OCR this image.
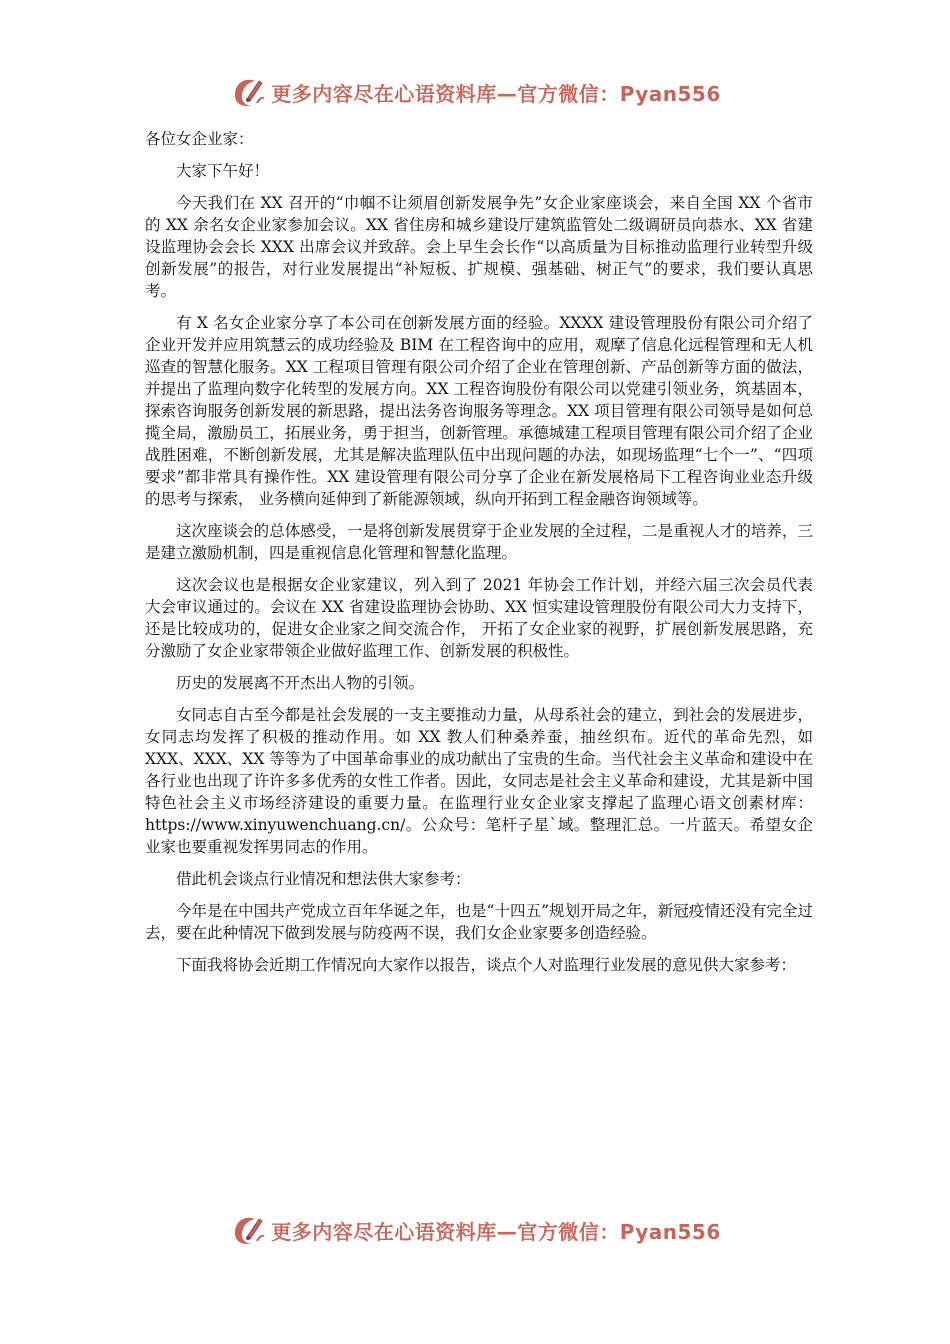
更多内容尽在心语资料库—官方微信：Pyan556

各位女企业家：

大家下午好！

今天我们在 XX 召开的“巾帼不让须眉创新发展争先”女企业家座谈会，来自全国 XX 个省市的 XX 余名女企业家参加会议。XX 省住房和城乡建设厅建筑监管处二级调研员向恭水、XX 省建设监理协会会长 XXX 出席会议并致辞。会上早生会长作“以高质量为目标推动监理行业转型升级创新发展”的报告，对行业发展提出“补短板、扩规模、强基础、树正气”的要求，我们要认真思考。

有 X 名女企业家分享了本公司在创新发展方面的经验。XXXX 建设管理股份有限公司介绍了企业开发并应用筑慧云的成功经验及 BIM 在工程咨询中的应用，观摩了信息化远程管理和无人机巡查的智慧化服务。XX 工程项目管理有限公司介绍了企业在管理创新、产品创新等方面的做法，并提出了监理向数字化转型的发展方向。XX 工程咨询股份有限公司以党建引领业务，筑基固本，探索咨询服务创新发展的新思路，提出法务咨询服务等理念。XX 项目管理有限公司领导是如何总揽全局，激励员工，拓展业务，勇于担当，创新管理。承德城建工程项目管理有限公司介绍了企业战胜困难，不断创新发展，尤其是解决监理队伍中出现问题的办法，如现场监理“七个一”、“四项要求”都非常具有操作性。XX 建设管理有限公司分享了企业在新发展格局下工程咨询业业态升级的思考与探索， 业务横向延伸到了新能源领域，纵向开拓到工程金融咨询领域等。

这次座谈会的总体感受，一是将创新发展贯穿于企业发展的全过程，二是重视人才的培养，三是建立激励机制，四是重视信息化管理和智慧化监理。

这次会议也是根据女企业家建议，列入到了 2021 年协会工作计划，并经六届三次会员代表大会审议通过的。会议在 XX 省建设监理协会协助、XX 恒实建设管理股份有限公司大力支持下，还是比较成功的，促进女企业家之间交流合作， 开拓了女企业家的视野，扩展创新发展思路，充分激励了女企业家带领企业做好监理工作、创新发展的积极性。

历史的发展离不开杰出人物的引领。

女同志自古至今都是社会发展的一支主要推动力量，从母系社会的建立，到社会的发展进步，女同志均发挥了积极的推动作用。如 XX 教人们种桑养蚕，抽丝织布。近代的革命先烈，如 XXX、XXX、XX 等等为了中国革命事业的成功献出了宝贵的生命。当代社会主义革命和建设中在各行业也出现了许许多多优秀的女性工作者。因此，女同志是社会主义革命和建设，尤其是新中国特色社会主义市场经济建设的重要力量。在监理行业女企业家支撑起了监理心语文创素‍材库：https://www.xinyuwenchuang.cn/。公众号：笔杆子星`域。整理汇总。一片蓝天。希望女企业家也要重视发挥男同志的作用。

借此机会谈点行业情况和想法供大家参考：

今年是在中国共产党成立百年华诞之年，也是“十四五”规划开局之年，新冠疫情还没有完全过去，要在此种情况下做到发展与防疫两不误，我们女企业家要多创造经验。

下面我将协会近期工作情况向大家作以报告，谈点个人对监理行业发展的意见供大家参考：

更多内容尽在心语资料库—官方微信：Pyan556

= Problem statement =
All the material shown above is to be copied exactly, with no pictures carried over.

= Solved exercise =
OCR this image.
更多内容尽在心语资料库—官方微信：Pyan556

各位女企业家：

大家下午好！

今天我们在 XX 召开的“巾帼不让须眉创新发展争先”女企业家座谈会，来自全国 XX 个省市的 XX 余名女企业家参加会议。XX 省住房和城乡建设厅建筑监管处二级调研员向恭水、XX 省建设监理协会会长 XXX 出席会议并致辞。会上早生会长作“以高质量为目标推动监理行业转型升级创新发展”的报告，对行业发展提出“补短板、扩规模、强基础、树正气”的要求，我们要认真思考。

有 X 名女企业家分享了本公司在创新发展方面的经验。XXXX 建设管理股份有限公司介绍了企业开发并应用筑慧云的成功经验及 BIM 在工程咨询中的应用，观摩了信息化远程管理和无人机巡查的智慧化服务。XX 工程项目管理有限公司介绍了企业在管理创新、产品创新等方面的做法，并提出了监理向数字化转型的发展方向。XX 工程咨询股份有限公司以党建引领业务，筑基固本，探索咨询服务创新发展的新思路，提出法务咨询服务等理念。XX 项目管理有限公司领导是如何总揽全局，激励员工，拓展业务，勇于担当，创新管理。承德城建工程项目管理有限公司介绍了企业战胜困难，不断创新发展，尤其是解决监理队伍中出现问题的办法，如现场监理“七个一”、“四项要求”都非常具有操作性。XX 建设管理有限公司分享了企业在新发展格局下工程咨询业业态升级的思考与探索， 业务横向延伸到了新能源领域，纵向开拓到工程金融咨询领域等。

这次座谈会的总体感受，一是将创新发展贯穿于企业发展的全过程，二是重视人才的培养，三是建立激励机制，四是重视信息化管理和智慧化监理。

这次会议也是根据女企业家建议，列入到了 2021 年协会工作计划，并经六届三次会员代表大会审议通过的。会议在 XX 省建设监理协会协助、XX 恒实建设管理股份有限公司大力支持下，还是比较成功的，促进女企业家之间交流合作， 开拓了女企业家的视野，扩展创新发展思路，充分激励了女企业家带领企业做好监理工作、创新发展的积极性。

历史的发展离不开杰出人物的引领。

女同志自古至今都是社会发展的一支主要推动力量，从母系社会的建立，到社会的发展进步，女同志均发挥了积极的推动作用。如 XX 教人们种桑养蚕，抽丝织布。近代的革命先烈，如 XXX、XXX、XX 等等为了中国革命事业的成功献出了宝贵的生命。当代社会主义革命和建设中在各行业也出现了许许多多优秀的女性工作者。因此，女同志是社会主义革命和建设，尤其是新中国特色社会主义市场经济建设的重要力量。在监理行业女企业家支撑起了监理心语文创素‍材库：https://www.xinyuwenchuang.cn/。公众号：笔杆子星`域。整理汇总。一片蓝天。希望女企业家也要重视发挥男同志的作用。

借此机会谈点行业情况和想法供大家参考：

今年是在中国共产党成立百年华诞之年，也是“十四五”规划开局之年，新冠疫情还没有完全过去，要在此种情况下做到发展与防疫两不误，我们女企业家要多创造经验。

下面我将协会近期工作情况向大家作以报告，谈点个人对监理行业发展的意见供大家参考：

更多内容尽在心语资料库—官方微信：Pyan556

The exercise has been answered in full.